__SHORT TASK__:
Reproduce the data below with every "football-icon" switched to "soccer-icon", keeping everything else as it is, and leave the pictures out.

__EXERCISE INPUTS__:

= = = =

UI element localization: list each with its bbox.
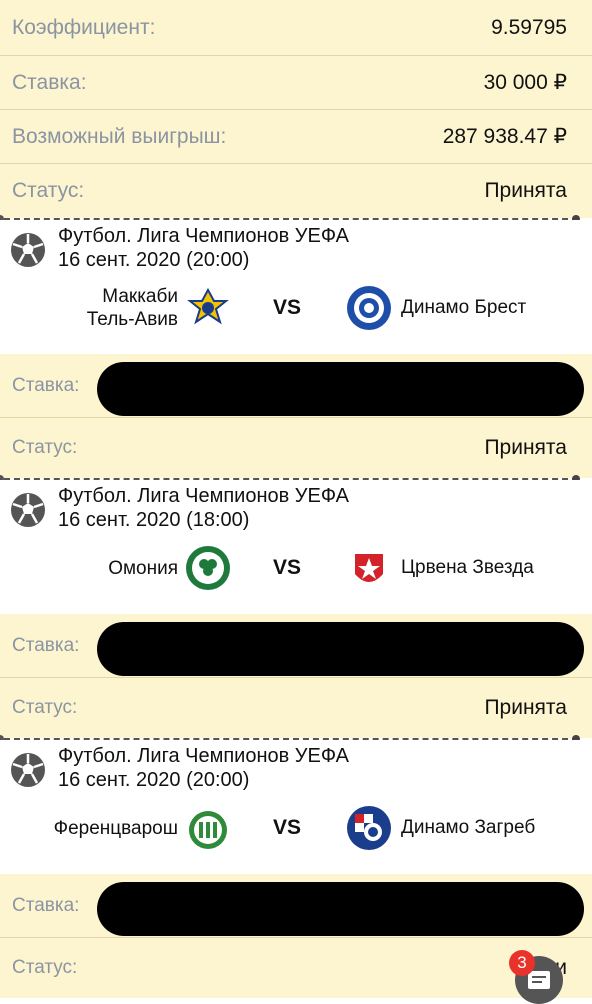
betslip-button[interactable]: 3 <box>509 950 563 1004</box>
home-team: Маккаби Тель-Авив <box>87 278 232 338</box>
football-icon <box>11 753 45 787</box>
away-team: Динамо Загреб <box>345 798 535 858</box>
vs-label: VS <box>273 556 302 579</box>
event-date: 16 сент. 2020 (18:00) <box>58 509 250 531</box>
home-team: Ференцварош <box>54 798 232 858</box>
bet-stake-row: Ставка: <box>0 874 592 938</box>
bet-status-row: Статус: При <box>0 938 592 998</box>
event-date: 16 сент. 2020 (20:00) <box>58 769 250 791</box>
redacted-block <box>97 622 584 676</box>
dinamo-zagreb-logo-icon <box>347 806 391 850</box>
status-summary-row: Статус: Принята <box>0 164 592 218</box>
bet-status-value: Принята <box>484 436 567 459</box>
omonia-logo-icon <box>186 546 230 590</box>
possible-win-value: 287 938.47 ₽ <box>442 125 567 148</box>
bet-stake-label: Ставка: <box>12 895 80 916</box>
stake-label: Ставка: <box>12 70 87 94</box>
coefficient-label: Коэффициент: <box>12 15 156 39</box>
bet-stake-label: Ставка: <box>12 635 80 656</box>
event-card[interactable]: Футбол. Лига Чемпионов УЕФА 16 сент. 202… <box>0 220 592 354</box>
event-card[interactable]: Футбол. Лига Чемпионов УЕФА 16 сент. 202… <box>0 740 592 874</box>
league-name: Футбол. Лига Чемпионов УЕФА <box>58 225 349 247</box>
bet-status-row: Статус: Принята <box>0 678 592 738</box>
status-value: Принята <box>484 179 567 202</box>
bet-status-label: Статус: <box>12 437 78 458</box>
football-icon <box>11 493 45 527</box>
dinamo-brest-logo-icon <box>347 286 391 330</box>
bet-stake-row: Ставка: <box>0 614 592 678</box>
redacted-block <box>97 362 584 416</box>
football-icon <box>11 233 45 267</box>
away-team-name: Динамо Брест <box>401 297 527 318</box>
match: Маккаби Тель-Авив VS Динамо Брест <box>0 278 592 338</box>
bet-status-row: Статус: Принята <box>0 418 592 478</box>
maccabi-logo-icon <box>187 287 229 325</box>
bet-status-value: Принята <box>484 696 567 719</box>
betslip-count-badge: 3 <box>509 950 535 976</box>
league-name: Футбол. Лига Чемпионов УЕФА <box>58 745 349 767</box>
possible-win-label: Возможный выигрыш: <box>12 124 227 148</box>
league-name: Футбол. Лига Чемпионов УЕФА <box>58 485 349 507</box>
stake-summary-row: Ставка: 30 000 ₽ <box>0 56 592 110</box>
home-team: Омония <box>108 538 232 598</box>
away-team-name: Црвена Звезда <box>401 557 534 578</box>
event-date: 16 сент. 2020 (20:00) <box>58 249 250 271</box>
vs-label: VS <box>273 816 302 839</box>
home-team-name: Маккаби Тель-Авив <box>86 286 178 330</box>
coefficient-value: 9.59795 <box>491 15 567 39</box>
stake-value: 30 000 ₽ <box>483 71 567 94</box>
away-team: Динамо Брест <box>345 278 526 338</box>
ferencvaros-logo-icon <box>189 811 227 849</box>
match: Ференцварош VS Динамо Загреб <box>0 798 592 858</box>
event-card[interactable]: Футбол. Лига Чемпионов УЕФА 16 сент. 202… <box>0 480 592 614</box>
away-team: Црвена Звезда <box>345 538 534 598</box>
status-label: Статус: <box>12 179 85 202</box>
home-team-name: Омония <box>108 557 178 579</box>
possible-win-row: Возможный выигрыш: 287 938.47 ₽ <box>0 110 592 164</box>
bet-status-label: Статус: <box>12 697 78 718</box>
vs-label: VS <box>273 296 302 319</box>
bet-stake-row: Ставка: <box>0 354 592 418</box>
bet-status-label: Статус: <box>12 957 78 978</box>
away-team-name: Динамо Загреб <box>401 817 536 838</box>
coefficient-row: Коэффициент: 9.59795 <box>0 0 592 56</box>
bet-stake-label: Ставка: <box>12 375 80 396</box>
crvena-zvezda-logo-icon <box>355 554 383 582</box>
redacted-block <box>97 882 584 936</box>
home-team-name: Ференцварош <box>53 817 178 839</box>
match: Омония VS Црвена Звезда <box>0 538 592 598</box>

= = = =

__TASK SOLUTION__:
UI element localization: list each with its bbox.
betslip-button[interactable]: 3 <box>509 950 563 1004</box>
home-team: Маккаби Тель-Авив <box>87 278 232 338</box>
soccer-icon <box>11 753 45 787</box>
away-team: Динамо Загреб <box>345 798 535 858</box>
vs-label: VS <box>273 556 302 579</box>
event-date: 16 сент. 2020 (18:00) <box>58 509 250 531</box>
home-team: Ференцварош <box>54 798 232 858</box>
bet-stake-row: Ставка: <box>0 874 592 938</box>
bet-status-row: Статус: При <box>0 938 592 998</box>
event-date: 16 сент. 2020 (20:00) <box>58 769 250 791</box>
redacted-block <box>97 622 584 676</box>
dinamo-zagreb-logo-icon <box>347 806 391 850</box>
status-summary-row: Статус: Принята <box>0 164 592 218</box>
bet-status-value: Принята <box>484 436 567 459</box>
omonia-logo-icon <box>186 546 230 590</box>
possible-win-value: 287 938.47 ₽ <box>442 125 567 148</box>
bet-stake-label: Ставка: <box>12 895 80 916</box>
stake-label: Ставка: <box>12 70 87 94</box>
coefficient-label: Коэффициент: <box>12 15 156 39</box>
bet-stake-label: Ставка: <box>12 635 80 656</box>
event-card[interactable]: Футбол. Лига Чемпионов УЕФА 16 сент. 202… <box>0 220 592 354</box>
event-card[interactable]: Футбол. Лига Чемпионов УЕФА 16 сент. 202… <box>0 740 592 874</box>
league-name: Футбол. Лига Чемпионов УЕФА <box>58 225 349 247</box>
bet-status-row: Статус: Принята <box>0 678 592 738</box>
status-value: Принята <box>484 179 567 202</box>
bet-status-label: Статус: <box>12 437 78 458</box>
soccer-icon <box>11 493 45 527</box>
dinamo-brest-logo-icon <box>347 286 391 330</box>
bet-stake-row: Ставка: <box>0 614 592 678</box>
redacted-block <box>97 362 584 416</box>
soccer-icon <box>11 233 45 267</box>
away-team-name: Динамо Брест <box>401 297 527 318</box>
match: Маккаби Тель-Авив VS Динамо Брест <box>0 278 592 338</box>
bet-status-row: Статус: Принята <box>0 418 592 478</box>
maccabi-logo-icon <box>187 287 229 325</box>
bet-status-value: Принята <box>484 696 567 719</box>
betslip-count-badge: 3 <box>509 950 535 976</box>
league-name: Футбол. Лига Чемпионов УЕФА <box>58 745 349 767</box>
possible-win-label: Возможный выигрыш: <box>12 124 227 148</box>
league-name: Футбол. Лига Чемпионов УЕФА <box>58 485 349 507</box>
stake-summary-row: Ставка: 30 000 ₽ <box>0 56 592 110</box>
home-team: Омония <box>108 538 232 598</box>
away-team-name: Црвена Звезда <box>401 557 534 578</box>
event-date: 16 сент. 2020 (20:00) <box>58 249 250 271</box>
vs-label: VS <box>273 816 302 839</box>
home-team-name: Маккаби Тель-Авив <box>86 286 178 330</box>
coefficient-value: 9.59795 <box>491 15 567 39</box>
stake-value: 30 000 ₽ <box>483 71 567 94</box>
away-team: Динамо Брест <box>345 278 526 338</box>
ferencvaros-logo-icon <box>189 811 227 849</box>
match: Ференцварош VS Динамо Загреб <box>0 798 592 858</box>
event-card[interactable]: Футбол. Лига Чемпионов УЕФА 16 сент. 202… <box>0 480 592 614</box>
away-team: Црвена Звезда <box>345 538 534 598</box>
status-label: Статус: <box>12 179 85 202</box>
home-team-name: Омония <box>108 557 178 579</box>
possible-win-row: Возможный выигрыш: 287 938.47 ₽ <box>0 110 592 164</box>
bet-status-label: Статус: <box>12 697 78 718</box>
vs-label: VS <box>273 296 302 319</box>
bet-stake-row: Ставка: <box>0 354 592 418</box>
bet-status-label: Статус: <box>12 957 78 978</box>
away-team-name: Динамо Загреб <box>401 817 536 838</box>
coefficient-row: Коэффициент: 9.59795 <box>0 0 592 56</box>
bet-stake-label: Ставка: <box>12 375 80 396</box>
crvena-zvezda-logo-icon <box>355 554 383 582</box>
redacted-block <box>97 882 584 936</box>
home-team-name: Ференцварош <box>53 817 178 839</box>
match: Омония VS Црвена Звезда <box>0 538 592 598</box>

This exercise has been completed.